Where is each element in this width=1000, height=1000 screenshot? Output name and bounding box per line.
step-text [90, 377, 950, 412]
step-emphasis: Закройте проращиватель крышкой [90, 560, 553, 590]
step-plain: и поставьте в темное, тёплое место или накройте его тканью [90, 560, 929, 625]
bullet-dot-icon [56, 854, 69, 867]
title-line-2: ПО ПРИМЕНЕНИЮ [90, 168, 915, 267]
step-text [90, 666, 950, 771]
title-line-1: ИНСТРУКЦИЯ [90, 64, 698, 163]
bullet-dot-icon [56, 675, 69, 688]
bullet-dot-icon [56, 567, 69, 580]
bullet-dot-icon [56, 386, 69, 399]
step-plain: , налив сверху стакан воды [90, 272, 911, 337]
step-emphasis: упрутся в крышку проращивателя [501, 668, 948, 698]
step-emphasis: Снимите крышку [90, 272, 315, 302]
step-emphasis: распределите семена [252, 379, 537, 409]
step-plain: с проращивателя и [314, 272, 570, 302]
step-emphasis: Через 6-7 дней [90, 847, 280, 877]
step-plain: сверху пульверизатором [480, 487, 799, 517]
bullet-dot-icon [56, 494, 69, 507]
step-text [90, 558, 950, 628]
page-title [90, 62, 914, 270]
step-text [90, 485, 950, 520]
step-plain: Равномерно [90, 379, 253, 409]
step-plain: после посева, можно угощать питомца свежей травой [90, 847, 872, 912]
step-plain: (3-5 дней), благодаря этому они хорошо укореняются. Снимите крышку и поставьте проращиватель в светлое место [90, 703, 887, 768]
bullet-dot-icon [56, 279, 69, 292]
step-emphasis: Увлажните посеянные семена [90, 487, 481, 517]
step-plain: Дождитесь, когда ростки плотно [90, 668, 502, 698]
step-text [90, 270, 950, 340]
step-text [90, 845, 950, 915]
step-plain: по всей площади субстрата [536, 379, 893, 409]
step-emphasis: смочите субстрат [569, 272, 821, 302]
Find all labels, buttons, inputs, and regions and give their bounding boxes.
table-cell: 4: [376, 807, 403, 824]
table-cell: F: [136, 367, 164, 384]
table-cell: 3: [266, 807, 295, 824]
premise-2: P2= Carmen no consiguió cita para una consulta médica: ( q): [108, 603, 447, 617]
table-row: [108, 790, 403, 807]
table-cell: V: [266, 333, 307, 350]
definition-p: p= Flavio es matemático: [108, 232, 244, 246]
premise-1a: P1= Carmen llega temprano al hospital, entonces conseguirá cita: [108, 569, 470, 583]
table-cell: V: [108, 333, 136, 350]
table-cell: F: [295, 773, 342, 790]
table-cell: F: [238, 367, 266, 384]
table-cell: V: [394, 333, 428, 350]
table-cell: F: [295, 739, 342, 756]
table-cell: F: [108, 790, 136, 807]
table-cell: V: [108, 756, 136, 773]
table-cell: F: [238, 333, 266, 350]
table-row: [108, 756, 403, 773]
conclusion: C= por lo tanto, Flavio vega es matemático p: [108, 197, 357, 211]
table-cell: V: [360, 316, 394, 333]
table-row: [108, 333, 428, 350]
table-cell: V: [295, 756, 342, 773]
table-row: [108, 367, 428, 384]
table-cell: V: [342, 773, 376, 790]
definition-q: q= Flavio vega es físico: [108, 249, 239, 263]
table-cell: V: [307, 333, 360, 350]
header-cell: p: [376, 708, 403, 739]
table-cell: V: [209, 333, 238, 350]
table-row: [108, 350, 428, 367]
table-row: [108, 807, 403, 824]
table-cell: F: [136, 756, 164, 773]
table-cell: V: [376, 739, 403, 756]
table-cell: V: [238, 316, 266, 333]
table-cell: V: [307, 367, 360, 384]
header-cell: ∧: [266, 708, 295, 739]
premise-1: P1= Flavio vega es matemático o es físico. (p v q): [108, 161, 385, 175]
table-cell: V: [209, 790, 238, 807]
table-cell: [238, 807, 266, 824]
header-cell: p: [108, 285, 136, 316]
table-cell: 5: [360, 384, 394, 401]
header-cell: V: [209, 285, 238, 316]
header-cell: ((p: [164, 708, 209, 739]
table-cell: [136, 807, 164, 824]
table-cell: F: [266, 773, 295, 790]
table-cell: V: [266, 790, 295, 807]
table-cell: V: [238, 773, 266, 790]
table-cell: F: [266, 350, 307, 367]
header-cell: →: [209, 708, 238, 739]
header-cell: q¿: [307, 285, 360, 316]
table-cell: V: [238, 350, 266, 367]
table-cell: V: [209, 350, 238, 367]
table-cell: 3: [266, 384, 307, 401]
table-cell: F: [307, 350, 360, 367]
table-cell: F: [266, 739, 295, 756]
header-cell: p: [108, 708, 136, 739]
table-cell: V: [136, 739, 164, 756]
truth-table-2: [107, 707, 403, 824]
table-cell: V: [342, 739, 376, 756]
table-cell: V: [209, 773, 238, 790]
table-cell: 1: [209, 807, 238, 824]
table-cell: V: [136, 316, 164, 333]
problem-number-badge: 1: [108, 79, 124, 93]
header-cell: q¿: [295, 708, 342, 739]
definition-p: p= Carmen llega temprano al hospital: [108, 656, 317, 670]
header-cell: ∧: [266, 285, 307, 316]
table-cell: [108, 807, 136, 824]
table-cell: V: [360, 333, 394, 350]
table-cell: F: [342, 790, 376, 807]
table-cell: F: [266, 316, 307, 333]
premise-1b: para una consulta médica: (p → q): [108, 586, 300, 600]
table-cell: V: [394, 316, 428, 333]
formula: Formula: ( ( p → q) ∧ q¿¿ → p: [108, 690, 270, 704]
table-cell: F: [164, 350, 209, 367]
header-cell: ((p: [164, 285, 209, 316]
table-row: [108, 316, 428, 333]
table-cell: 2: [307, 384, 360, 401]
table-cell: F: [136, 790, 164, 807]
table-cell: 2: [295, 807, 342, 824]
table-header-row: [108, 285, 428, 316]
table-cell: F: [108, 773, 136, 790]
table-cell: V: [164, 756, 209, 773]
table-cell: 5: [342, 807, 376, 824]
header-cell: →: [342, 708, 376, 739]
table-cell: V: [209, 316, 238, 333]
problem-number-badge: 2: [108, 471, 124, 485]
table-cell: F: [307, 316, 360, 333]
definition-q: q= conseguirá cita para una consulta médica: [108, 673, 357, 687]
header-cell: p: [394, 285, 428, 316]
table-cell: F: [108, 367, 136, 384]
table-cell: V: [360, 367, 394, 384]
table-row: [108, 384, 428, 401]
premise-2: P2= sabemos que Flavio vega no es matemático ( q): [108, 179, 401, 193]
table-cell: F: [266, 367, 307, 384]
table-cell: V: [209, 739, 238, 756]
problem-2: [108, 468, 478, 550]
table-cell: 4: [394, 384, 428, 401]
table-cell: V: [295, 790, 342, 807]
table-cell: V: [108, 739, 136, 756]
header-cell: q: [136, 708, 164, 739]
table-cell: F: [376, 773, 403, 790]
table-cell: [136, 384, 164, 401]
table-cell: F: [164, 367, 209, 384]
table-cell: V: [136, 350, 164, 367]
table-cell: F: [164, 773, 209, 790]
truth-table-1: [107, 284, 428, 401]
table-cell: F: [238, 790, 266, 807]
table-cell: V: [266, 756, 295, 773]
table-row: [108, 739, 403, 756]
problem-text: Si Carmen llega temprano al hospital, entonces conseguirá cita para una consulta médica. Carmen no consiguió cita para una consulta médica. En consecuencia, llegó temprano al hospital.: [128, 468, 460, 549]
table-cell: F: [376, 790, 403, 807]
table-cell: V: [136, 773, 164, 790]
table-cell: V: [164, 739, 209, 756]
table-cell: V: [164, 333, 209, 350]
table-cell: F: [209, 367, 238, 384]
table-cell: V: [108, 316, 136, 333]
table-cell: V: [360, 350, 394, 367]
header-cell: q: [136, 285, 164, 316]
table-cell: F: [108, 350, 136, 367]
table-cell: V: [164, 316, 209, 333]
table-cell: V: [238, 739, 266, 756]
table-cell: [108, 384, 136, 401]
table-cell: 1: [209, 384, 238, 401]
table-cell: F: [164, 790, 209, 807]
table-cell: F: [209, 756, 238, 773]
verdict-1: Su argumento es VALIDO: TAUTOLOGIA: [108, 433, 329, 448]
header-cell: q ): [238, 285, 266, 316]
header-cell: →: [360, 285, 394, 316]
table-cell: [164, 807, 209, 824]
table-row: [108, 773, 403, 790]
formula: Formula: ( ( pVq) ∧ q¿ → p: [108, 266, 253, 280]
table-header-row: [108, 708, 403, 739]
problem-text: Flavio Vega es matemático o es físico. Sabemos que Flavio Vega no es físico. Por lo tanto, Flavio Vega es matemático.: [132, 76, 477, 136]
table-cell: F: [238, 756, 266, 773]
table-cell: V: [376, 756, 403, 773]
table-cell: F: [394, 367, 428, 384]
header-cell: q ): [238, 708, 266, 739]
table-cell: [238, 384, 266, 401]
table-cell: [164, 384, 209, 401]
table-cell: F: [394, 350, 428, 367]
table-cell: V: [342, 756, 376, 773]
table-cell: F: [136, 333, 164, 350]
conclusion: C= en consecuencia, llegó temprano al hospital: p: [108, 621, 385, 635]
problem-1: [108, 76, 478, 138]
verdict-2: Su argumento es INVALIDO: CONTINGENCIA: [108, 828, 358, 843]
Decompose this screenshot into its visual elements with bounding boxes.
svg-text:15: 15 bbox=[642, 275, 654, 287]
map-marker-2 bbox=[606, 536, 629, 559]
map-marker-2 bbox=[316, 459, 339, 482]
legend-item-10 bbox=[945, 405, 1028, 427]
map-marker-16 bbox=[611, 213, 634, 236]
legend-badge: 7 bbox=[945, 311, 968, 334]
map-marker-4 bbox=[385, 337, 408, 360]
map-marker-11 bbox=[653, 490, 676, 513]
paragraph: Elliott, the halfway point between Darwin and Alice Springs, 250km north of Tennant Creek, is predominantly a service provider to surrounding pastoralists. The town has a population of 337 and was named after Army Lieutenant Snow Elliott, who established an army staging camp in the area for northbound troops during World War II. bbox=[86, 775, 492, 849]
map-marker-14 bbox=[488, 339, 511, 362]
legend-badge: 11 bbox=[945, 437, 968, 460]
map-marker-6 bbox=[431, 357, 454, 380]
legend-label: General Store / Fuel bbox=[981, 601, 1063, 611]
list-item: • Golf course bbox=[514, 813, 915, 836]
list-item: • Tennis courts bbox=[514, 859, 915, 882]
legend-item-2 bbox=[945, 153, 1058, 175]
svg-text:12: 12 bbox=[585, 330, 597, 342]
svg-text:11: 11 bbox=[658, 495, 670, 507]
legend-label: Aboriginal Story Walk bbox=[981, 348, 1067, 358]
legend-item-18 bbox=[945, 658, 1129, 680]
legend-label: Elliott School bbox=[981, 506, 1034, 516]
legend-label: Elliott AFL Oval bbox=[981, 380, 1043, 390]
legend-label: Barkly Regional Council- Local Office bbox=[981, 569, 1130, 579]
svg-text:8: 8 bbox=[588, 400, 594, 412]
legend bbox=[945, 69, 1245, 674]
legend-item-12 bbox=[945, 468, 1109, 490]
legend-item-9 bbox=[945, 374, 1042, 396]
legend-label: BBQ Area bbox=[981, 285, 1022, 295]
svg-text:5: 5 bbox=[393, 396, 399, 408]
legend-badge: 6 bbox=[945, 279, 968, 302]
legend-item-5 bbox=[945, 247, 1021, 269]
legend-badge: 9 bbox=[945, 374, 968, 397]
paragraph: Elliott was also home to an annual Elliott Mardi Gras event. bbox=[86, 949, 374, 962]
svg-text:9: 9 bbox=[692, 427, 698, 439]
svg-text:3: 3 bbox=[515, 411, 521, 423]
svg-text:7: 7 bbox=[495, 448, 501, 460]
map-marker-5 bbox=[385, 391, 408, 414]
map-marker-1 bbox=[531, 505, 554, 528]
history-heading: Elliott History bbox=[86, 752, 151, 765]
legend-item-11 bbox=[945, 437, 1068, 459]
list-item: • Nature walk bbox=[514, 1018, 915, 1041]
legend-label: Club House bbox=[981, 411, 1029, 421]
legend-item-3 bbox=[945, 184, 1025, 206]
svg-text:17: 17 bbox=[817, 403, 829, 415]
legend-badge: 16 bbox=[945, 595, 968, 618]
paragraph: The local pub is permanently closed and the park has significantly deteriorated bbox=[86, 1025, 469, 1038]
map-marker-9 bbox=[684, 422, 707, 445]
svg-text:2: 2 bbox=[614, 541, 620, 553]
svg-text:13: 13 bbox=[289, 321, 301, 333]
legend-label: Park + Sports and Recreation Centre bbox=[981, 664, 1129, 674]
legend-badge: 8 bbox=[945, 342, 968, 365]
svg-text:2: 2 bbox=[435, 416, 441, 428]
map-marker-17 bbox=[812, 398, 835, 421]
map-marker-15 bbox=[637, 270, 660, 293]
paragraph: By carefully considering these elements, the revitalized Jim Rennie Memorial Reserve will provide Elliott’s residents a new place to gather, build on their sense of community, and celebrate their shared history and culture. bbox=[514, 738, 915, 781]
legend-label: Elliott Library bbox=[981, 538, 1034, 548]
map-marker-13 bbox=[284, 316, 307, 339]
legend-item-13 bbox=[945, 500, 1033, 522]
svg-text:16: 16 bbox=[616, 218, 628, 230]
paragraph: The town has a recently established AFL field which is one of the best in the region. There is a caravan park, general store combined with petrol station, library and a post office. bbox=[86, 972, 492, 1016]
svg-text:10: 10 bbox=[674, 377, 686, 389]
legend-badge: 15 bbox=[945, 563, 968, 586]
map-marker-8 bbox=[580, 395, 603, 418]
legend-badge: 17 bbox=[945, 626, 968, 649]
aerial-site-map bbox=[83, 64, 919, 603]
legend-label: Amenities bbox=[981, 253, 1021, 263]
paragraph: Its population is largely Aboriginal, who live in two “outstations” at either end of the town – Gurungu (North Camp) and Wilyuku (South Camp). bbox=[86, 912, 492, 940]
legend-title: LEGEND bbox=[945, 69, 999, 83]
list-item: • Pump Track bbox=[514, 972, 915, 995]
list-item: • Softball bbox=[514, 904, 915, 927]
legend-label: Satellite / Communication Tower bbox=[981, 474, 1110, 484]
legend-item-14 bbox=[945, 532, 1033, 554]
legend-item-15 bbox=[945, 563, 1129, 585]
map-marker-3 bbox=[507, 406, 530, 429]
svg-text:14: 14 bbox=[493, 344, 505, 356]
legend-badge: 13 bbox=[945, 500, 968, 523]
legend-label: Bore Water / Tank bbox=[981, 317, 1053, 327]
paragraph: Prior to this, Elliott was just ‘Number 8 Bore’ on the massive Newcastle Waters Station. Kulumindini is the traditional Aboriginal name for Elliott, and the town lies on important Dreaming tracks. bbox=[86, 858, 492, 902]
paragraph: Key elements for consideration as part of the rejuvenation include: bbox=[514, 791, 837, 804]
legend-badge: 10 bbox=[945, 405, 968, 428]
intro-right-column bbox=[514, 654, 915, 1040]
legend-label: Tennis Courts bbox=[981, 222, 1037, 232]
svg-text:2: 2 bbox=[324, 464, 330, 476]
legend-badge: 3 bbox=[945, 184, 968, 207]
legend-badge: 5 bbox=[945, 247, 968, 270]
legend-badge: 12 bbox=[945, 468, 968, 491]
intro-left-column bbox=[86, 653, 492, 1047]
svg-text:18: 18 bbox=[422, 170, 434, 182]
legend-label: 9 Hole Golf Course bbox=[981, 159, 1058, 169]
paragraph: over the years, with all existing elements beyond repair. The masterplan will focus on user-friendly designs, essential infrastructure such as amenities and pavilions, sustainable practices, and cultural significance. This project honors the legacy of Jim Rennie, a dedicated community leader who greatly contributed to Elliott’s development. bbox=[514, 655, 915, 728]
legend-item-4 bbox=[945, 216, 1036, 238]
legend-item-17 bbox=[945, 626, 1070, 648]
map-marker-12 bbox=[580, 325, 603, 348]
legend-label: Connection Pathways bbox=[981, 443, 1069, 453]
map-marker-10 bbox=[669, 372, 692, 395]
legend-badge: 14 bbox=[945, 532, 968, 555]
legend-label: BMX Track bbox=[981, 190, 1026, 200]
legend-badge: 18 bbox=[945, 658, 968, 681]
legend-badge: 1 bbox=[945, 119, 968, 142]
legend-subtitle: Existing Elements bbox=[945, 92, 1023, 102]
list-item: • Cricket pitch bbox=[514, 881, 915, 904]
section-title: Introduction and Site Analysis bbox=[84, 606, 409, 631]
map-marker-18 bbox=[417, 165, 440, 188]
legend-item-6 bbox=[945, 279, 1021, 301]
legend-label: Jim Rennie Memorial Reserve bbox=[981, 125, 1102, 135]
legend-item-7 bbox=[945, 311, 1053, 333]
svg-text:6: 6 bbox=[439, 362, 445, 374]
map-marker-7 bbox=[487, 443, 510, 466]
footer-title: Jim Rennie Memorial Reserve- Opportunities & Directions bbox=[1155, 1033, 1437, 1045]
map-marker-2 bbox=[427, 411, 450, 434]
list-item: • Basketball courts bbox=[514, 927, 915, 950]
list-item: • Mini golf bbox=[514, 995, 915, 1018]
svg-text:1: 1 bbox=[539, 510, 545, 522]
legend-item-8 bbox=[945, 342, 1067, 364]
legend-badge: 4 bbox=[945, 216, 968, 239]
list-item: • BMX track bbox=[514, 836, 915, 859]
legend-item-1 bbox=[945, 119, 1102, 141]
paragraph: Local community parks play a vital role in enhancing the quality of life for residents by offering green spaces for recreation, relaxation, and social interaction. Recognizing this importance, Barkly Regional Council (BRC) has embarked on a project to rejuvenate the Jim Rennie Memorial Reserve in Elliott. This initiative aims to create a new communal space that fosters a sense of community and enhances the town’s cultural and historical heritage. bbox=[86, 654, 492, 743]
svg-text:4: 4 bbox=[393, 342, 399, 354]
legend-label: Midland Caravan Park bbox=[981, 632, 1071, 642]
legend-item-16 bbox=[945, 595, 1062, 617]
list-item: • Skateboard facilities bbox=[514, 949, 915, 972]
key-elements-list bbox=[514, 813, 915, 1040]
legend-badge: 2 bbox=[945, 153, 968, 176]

Exercise:
Render each line from the start of the records through the line containing "step-emphasis: смочите субстрат" as one string in a JSON list, omitting blank lines.

The answer:
[
  "Where is each element in this width=1000, height=1000 screenshot? Output name and bounding box per line.",
  "step-text [90, 377, 950, 412]",
  "step-emphasis: Закройте проращиватель крышкой [90, 560, 553, 590]",
  "step-plain: и поставьте в темное, тёплое место или накройте его тканью [90, 560, 929, 625]",
  "bullet-dot-icon [56, 854, 69, 867]",
  "title-line-2: ПО ПРИМЕНЕНИЮ [90, 168, 915, 267]",
  "step-text [90, 666, 950, 771]",
  "title-line-1: ИНСТРУКЦИЯ [90, 64, 698, 163]",
  "bullet-dot-icon [56, 675, 69, 688]",
  "bullet-dot-icon [56, 567, 69, 580]",
  "bullet-dot-icon [56, 386, 69, 399]",
  "step-plain: , налив сверху стакан воды [90, 272, 911, 337]",
  "step-emphasis: упрутся в крышку проращивателя [501, 668, 948, 698]",
  "step-emphasis: Снимите крышку [90, 272, 315, 302]",
  "step-emphasis: распределите семена [252, 379, 537, 409]",
  "step-plain: с проращивателя и [314, 272, 570, 302]",
  "step-emphasis: Через 6-7 дней [90, 847, 280, 877]",
  "step-plain: сверху пульверизатором [480, 487, 799, 517]",
  "bullet-dot-icon [56, 494, 69, 507]",
  "step-text [90, 558, 950, 628]",
  "page-title [90, 62, 914, 270]",
  "step-text [90, 485, 950, 520]",
  "step-plain: Равномерно [90, 379, 253, 409]",
  "step-plain: после посева, можно угощать питомца свежей травой [90, 847, 872, 912]",
  "step-plain: (3-5 дней), благодаря этому они хорошо укореняются. Снимите крышку и поставьте проращиватель в светлое место [90, 703, 887, 768]",
  "bullet-dot-icon [56, 279, 69, 292]",
  "step-emphasis: Увлажните посеянные семена [90, 487, 481, 517]",
  "step-plain: Дождитесь, когда ростки плотно [90, 668, 502, 698]",
  "step-text [90, 270, 950, 340]",
  "step-text [90, 845, 950, 915]",
  "step-plain: по всей площади субстрата [536, 379, 893, 409]",
  "step-emphasis: смочите субстрат [569, 272, 821, 302]"
]